SOURCE RECORDS:
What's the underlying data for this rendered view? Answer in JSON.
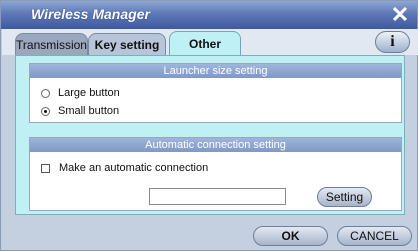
{
  "window": {
    "title": "Wireless Manager",
    "close_label": "✕",
    "info_label": "i"
  },
  "tabs": [
    {
      "label": "Transmission",
      "active": false
    },
    {
      "label": "Key setting",
      "active": false
    },
    {
      "label": "Other",
      "active": true
    }
  ],
  "launcher": {
    "header": "Launcher size setting",
    "options": [
      {
        "label": "Large button",
        "checked": false
      },
      {
        "label": "Small button",
        "checked": true
      }
    ]
  },
  "auto_connection": {
    "header": "Automatic connection setting",
    "checkbox_label": "Make an automatic connection",
    "checkbox_checked": false,
    "field_value": "",
    "setting_button": "Setting"
  },
  "footer": {
    "ok_label": "OK",
    "cancel_label": "CANCEL"
  }
}
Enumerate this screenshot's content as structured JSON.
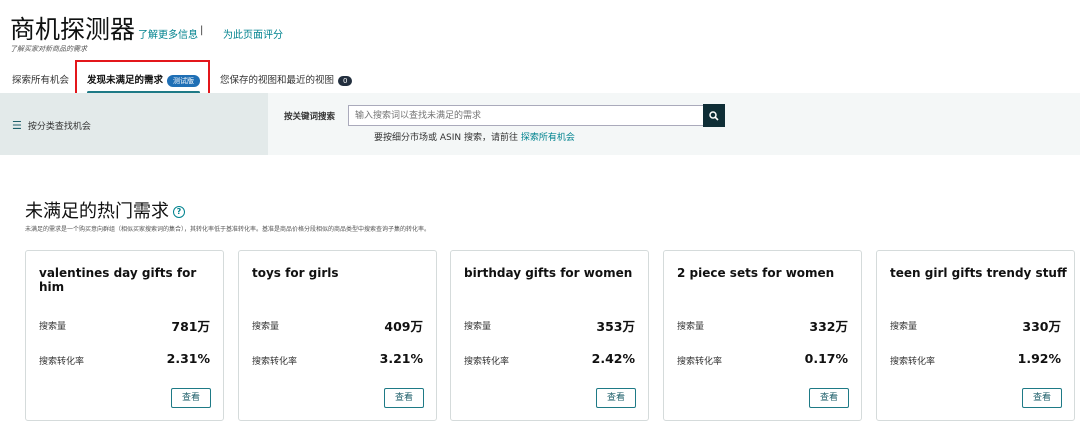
{
  "header": {
    "title": "商机探测器",
    "learn_more": "了解更多信息",
    "separator": "|",
    "rate_page": "为此页面评分",
    "subtitle": "了解买家对新商品的需求"
  },
  "tabs": [
    {
      "label": "探索所有机会"
    },
    {
      "label": "发现未满足的需求",
      "badge": "测试版"
    },
    {
      "label": "您保存的视图和最近的视图",
      "badge": "0"
    }
  ],
  "sidebar": {
    "category_label": "按分类查找机会"
  },
  "search": {
    "label": "按关键词搜索",
    "placeholder": "输入搜索词以查找未满足的需求",
    "hint": "要按细分市场或 ASIN 搜索，请前往",
    "hint_link": "探索所有机会"
  },
  "section": {
    "title": "未满足的热门需求",
    "description": "未满足的需求是一个购买意向群组（相似买家搜索词的集合），其转化率低于基准转化率。基准是商品价格分段相似的商品类型中搜索查询子集的转化率。"
  },
  "card_labels": {
    "volume": "搜索量",
    "conversion": "搜索转化率",
    "view": "查看"
  },
  "cards": [
    {
      "name": "valentines day gifts for him",
      "volume": "781万",
      "conversion": "2.31%"
    },
    {
      "name": "toys for girls",
      "volume": "409万",
      "conversion": "3.21%"
    },
    {
      "name": "birthday gifts for women",
      "volume": "353万",
      "conversion": "2.42%"
    },
    {
      "name": "2 piece sets for women",
      "volume": "332万",
      "conversion": "0.17%"
    },
    {
      "name": "teen girl gifts trendy stuff",
      "volume": "330万",
      "conversion": "1.92%"
    }
  ]
}
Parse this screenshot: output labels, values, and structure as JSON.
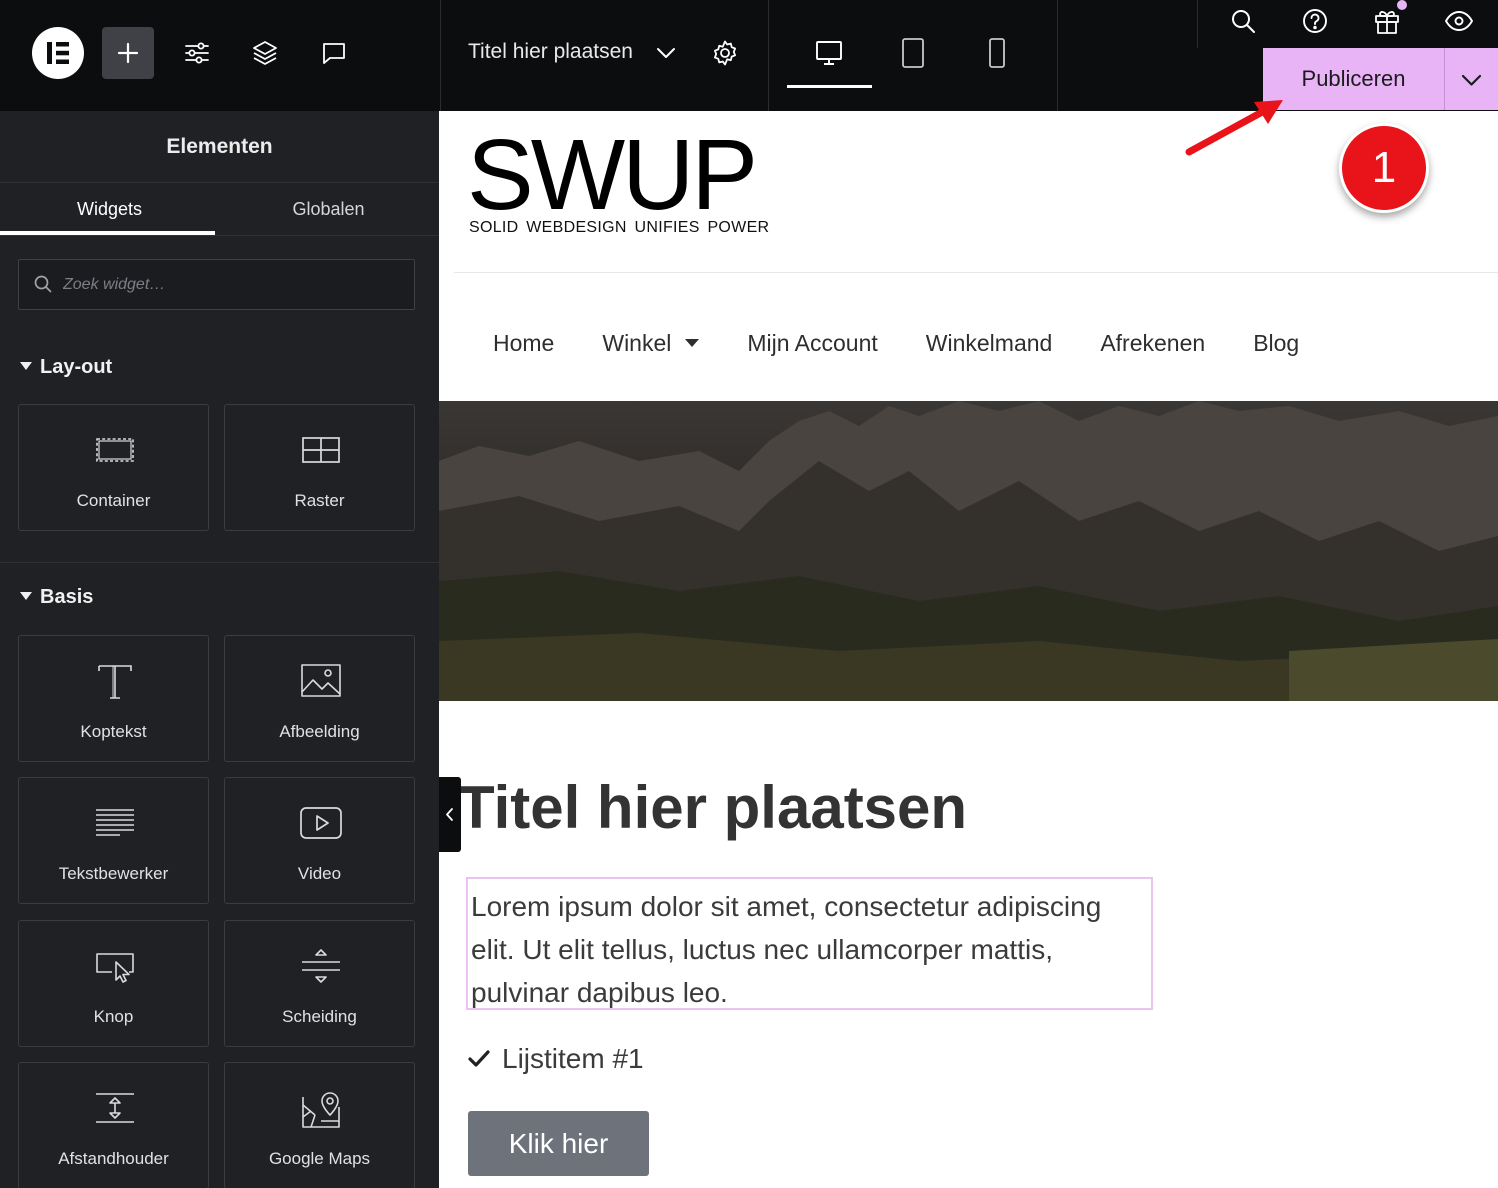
{
  "topbar": {
    "page_title": "Titel hier plaatsen",
    "publish_label": "Publiceren",
    "icons": [
      "elementor-logo-icon",
      "plus-icon",
      "sliders-icon",
      "layers-icon",
      "comment-icon",
      "chevron-down-icon",
      "gear-icon",
      "desktop-icon",
      "tablet-icon",
      "mobile-icon",
      "search-icon",
      "help-icon",
      "gift-icon",
      "eye-icon"
    ]
  },
  "sidebar": {
    "title": "Elementen",
    "tabs": [
      {
        "label": "Widgets",
        "active": true
      },
      {
        "label": "Globalen",
        "active": false
      }
    ],
    "search_placeholder": "Zoek widget…",
    "sections": [
      {
        "title": "Lay-out",
        "widgets": [
          {
            "label": "Container",
            "icon": "container-icon"
          },
          {
            "label": "Raster",
            "icon": "grid-icon"
          }
        ]
      },
      {
        "title": "Basis",
        "widgets": [
          {
            "label": "Koptekst",
            "icon": "heading-icon"
          },
          {
            "label": "Afbeelding",
            "icon": "image-icon"
          },
          {
            "label": "Tekstbewerker",
            "icon": "text-editor-icon"
          },
          {
            "label": "Video",
            "icon": "video-icon"
          },
          {
            "label": "Knop",
            "icon": "button-icon"
          },
          {
            "label": "Scheiding",
            "icon": "divider-icon"
          },
          {
            "label": "Afstandhouder",
            "icon": "spacer-icon"
          },
          {
            "label": "Google Maps",
            "icon": "map-icon"
          }
        ]
      }
    ]
  },
  "site": {
    "logo_main": "SWUP",
    "logo_sub": "SOLID WEBDESIGN UNIFIES POWER",
    "nav": [
      "Home",
      "Winkel",
      "Mijn Account",
      "Winkelmand",
      "Afrekenen",
      "Blog"
    ],
    "heading": "Titel hier plaatsen",
    "paragraph": "Lorem ipsum dolor sit amet, consectetur adipiscing elit. Ut elit tellus, luctus nec ullamcorper mattis, pulvinar dapibus leo.",
    "list_item": "Lijstitem #1",
    "button_label": "Klik hier"
  },
  "annotation": {
    "badge_number": "1"
  },
  "colors": {
    "publish_bg": "#e9b4f5",
    "topbar_bg": "#0c0d0e",
    "sidebar_bg": "#202124",
    "badge_red": "#e8141a",
    "selection_outline": "#ecc2f2"
  }
}
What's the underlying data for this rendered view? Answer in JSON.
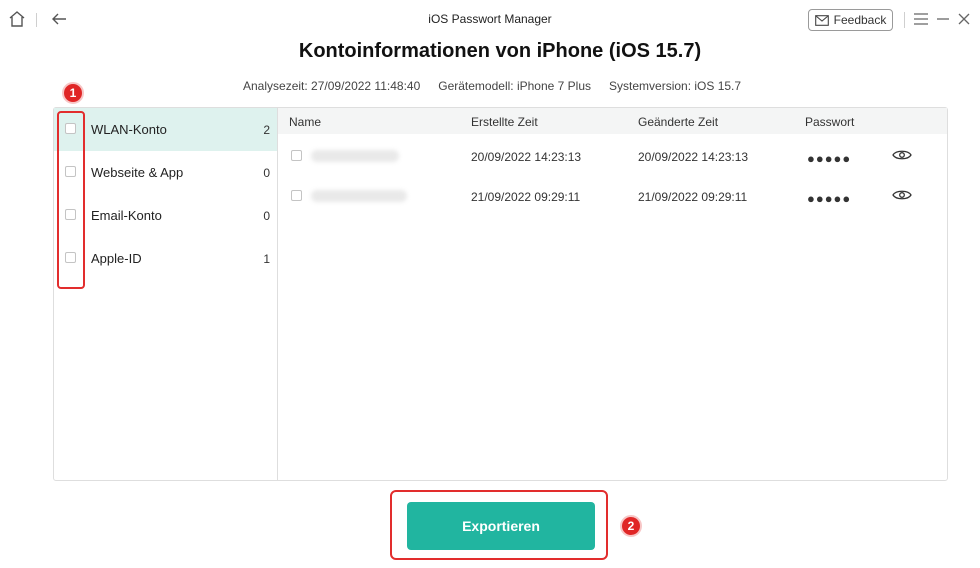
{
  "titlebar": {
    "app_title": "iOS Passwort Manager",
    "feedback_label": "Feedback"
  },
  "header": {
    "title": "Kontoinformationen von iPhone (iOS 15.7)",
    "analysis_time": "Analysezeit: 27/09/2022 11:48:40",
    "device_model": "Gerätemodell: iPhone 7 Plus",
    "system_version": "Systemversion: iOS 15.7"
  },
  "sidebar": {
    "items": [
      {
        "label": "WLAN-Konto",
        "count": "2"
      },
      {
        "label": "Webseite & App",
        "count": "0"
      },
      {
        "label": "Email-Konto",
        "count": "0"
      },
      {
        "label": "Apple-ID",
        "count": "1"
      }
    ]
  },
  "table": {
    "columns": [
      "Name",
      "Erstellte Zeit",
      "Geänderte Zeit",
      "Passwort"
    ],
    "rows": [
      {
        "created": "20/09/2022 14:23:13",
        "modified": "20/09/2022 14:23:13",
        "password": "●●●●●"
      },
      {
        "created": "21/09/2022 09:29:11",
        "modified": "21/09/2022 09:29:11",
        "password": "●●●●●"
      }
    ]
  },
  "annotations": {
    "badge1": "1",
    "badge2": "2"
  },
  "export_label": "Exportieren",
  "colors": {
    "accent": "#21b5a0",
    "active_row": "#def2ee",
    "annotation": "#e22d2d"
  }
}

TASK REQUIREMENTS: Give the entries again without a single change, but with no pictures.

OUTPUT OF THE TASK:
What's the underlying data for this rendered view? Answer in JSON.
{
  "window": {
    "title": "Wireless Manager",
    "close_label": "✕",
    "info_label": "i"
  },
  "tabs": [
    {
      "label": "Transmission",
      "active": false
    },
    {
      "label": "Key setting",
      "active": false
    },
    {
      "label": "Other",
      "active": true
    }
  ],
  "launcher": {
    "header": "Launcher size setting",
    "options": [
      {
        "label": "Large button",
        "checked": false
      },
      {
        "label": "Small button",
        "checked": true
      }
    ]
  },
  "auto_connection": {
    "header": "Automatic connection setting",
    "checkbox_label": "Make an automatic connection",
    "checkbox_checked": false,
    "field_value": "",
    "setting_button": "Setting"
  },
  "footer": {
    "ok_label": "OK",
    "cancel_label": "CANCEL"
  }
}
Enumerate this screenshot's content as structured JSON.
{
  "header": {
    "title": "商机探测器",
    "learn_more": "了解更多信息",
    "separator": "|",
    "rate_page": "为此页面评分",
    "subtitle": "了解买家对新商品的需求"
  },
  "tabs": [
    {
      "label": "探索所有机会"
    },
    {
      "label": "发现未满足的需求",
      "badge": "测试版"
    },
    {
      "label": "您保存的视图和最近的视图",
      "badge": "0"
    }
  ],
  "sidebar": {
    "category_label": "按分类查找机会"
  },
  "search": {
    "label": "按关键词搜索",
    "placeholder": "输入搜索词以查找未满足的需求",
    "hint": "要按细分市场或 ASIN 搜索，请前往",
    "hint_link": "探索所有机会"
  },
  "section": {
    "title": "未满足的热门需求",
    "description": "未满足的需求是一个购买意向群组（相似买家搜索词的集合），其转化率低于基准转化率。基准是商品价格分段相似的商品类型中搜索查询子集的转化率。"
  },
  "card_labels": {
    "volume": "搜索量",
    "conversion": "搜索转化率",
    "view": "查看"
  },
  "cards": [
    {
      "name": "valentines day gifts for him",
      "volume": "781万",
      "conversion": "2.31%"
    },
    {
      "name": "toys for girls",
      "volume": "409万",
      "conversion": "3.21%"
    },
    {
      "name": "birthday gifts for women",
      "volume": "353万",
      "conversion": "2.42%"
    },
    {
      "name": "2 piece sets for women",
      "volume": "332万",
      "conversion": "0.17%"
    },
    {
      "name": "teen girl gifts trendy stuff",
      "volume": "330万",
      "conversion": "1.92%"
    }
  ]
}
Parse this screenshot: output labels, values, and structure as JSON.
{
  "topbar": {
    "page_title": "Titel hier plaatsen",
    "publish_label": "Publiceren",
    "icons": [
      "elementor-logo-icon",
      "plus-icon",
      "sliders-icon",
      "layers-icon",
      "comment-icon",
      "chevron-down-icon",
      "gear-icon",
      "desktop-icon",
      "tablet-icon",
      "mobile-icon",
      "search-icon",
      "help-icon",
      "gift-icon",
      "eye-icon"
    ]
  },
  "sidebar": {
    "title": "Elementen",
    "tabs": [
      {
        "label": "Widgets",
        "active": true
      },
      {
        "label": "Globalen",
        "active": false
      }
    ],
    "search_placeholder": "Zoek widget…",
    "sections": [
      {
        "title": "Lay-out",
        "widgets": [
          {
            "label": "Container",
            "icon": "container-icon"
          },
          {
            "label": "Raster",
            "icon": "grid-icon"
          }
        ]
      },
      {
        "title": "Basis",
        "widgets": [
          {
            "label": "Koptekst",
            "icon": "heading-icon"
          },
          {
            "label": "Afbeelding",
            "icon": "image-icon"
          },
          {
            "label": "Tekstbewerker",
            "icon": "text-editor-icon"
          },
          {
            "label": "Video",
            "icon": "video-icon"
          },
          {
            "label": "Knop",
            "icon": "button-icon"
          },
          {
            "label": "Scheiding",
            "icon": "divider-icon"
          },
          {
            "label": "Afstandhouder",
            "icon": "spacer-icon"
          },
          {
            "label": "Google Maps",
            "icon": "map-icon"
          }
        ]
      }
    ]
  },
  "site": {
    "logo_main": "SWUP",
    "logo_sub": "SOLID WEBDESIGN UNIFIES POWER",
    "nav": [
      "Home",
      "Winkel",
      "Mijn Account",
      "Winkelmand",
      "Afrekenen",
      "Blog"
    ],
    "heading": "Titel hier plaatsen",
    "paragraph": "Lorem ipsum dolor sit amet, consectetur adipiscing elit. Ut elit tellus, luctus nec ullamcorper mattis, pulvinar dapibus leo.",
    "list_item": "Lijstitem #1",
    "button_label": "Klik hier"
  },
  "annotation": {
    "badge_number": "1"
  },
  "colors": {
    "publish_bg": "#e9b4f5",
    "topbar_bg": "#0c0d0e",
    "sidebar_bg": "#202124",
    "badge_red": "#e8141a",
    "selection_outline": "#ecc2f2"
  }
}
What's the underlying data for this rendered view? Answer in JSON.
{
  "titlebar": {
    "app_title": "iOS Passwort Manager",
    "feedback_label": "Feedback"
  },
  "header": {
    "title": "Kontoinformationen von iPhone (iOS 15.7)",
    "analysis_time": "Analysezeit: 27/09/2022 11:48:40",
    "device_model": "Gerätemodell: iPhone 7 Plus",
    "system_version": "Systemversion: iOS 15.7"
  },
  "sidebar": {
    "items": [
      {
        "label": "WLAN-Konto",
        "count": "2"
      },
      {
        "label": "Webseite & App",
        "count": "0"
      },
      {
        "label": "Email-Konto",
        "count": "0"
      },
      {
        "label": "Apple-ID",
        "count": "1"
      }
    ]
  },
  "table": {
    "columns": [
      "Name",
      "Erstellte Zeit",
      "Geänderte Zeit",
      "Passwort"
    ],
    "rows": [
      {
        "created": "20/09/2022 14:23:13",
        "modified": "20/09/2022 14:23:13",
        "password": "●●●●●"
      },
      {
        "created": "21/09/2022 09:29:11",
        "modified": "21/09/2022 09:29:11",
        "password": "●●●●●"
      }
    ]
  },
  "annotations": {
    "badge1": "1",
    "badge2": "2"
  },
  "export_label": "Exportieren",
  "colors": {
    "accent": "#21b5a0",
    "active_row": "#def2ee",
    "annotation": "#e22d2d"
  }
}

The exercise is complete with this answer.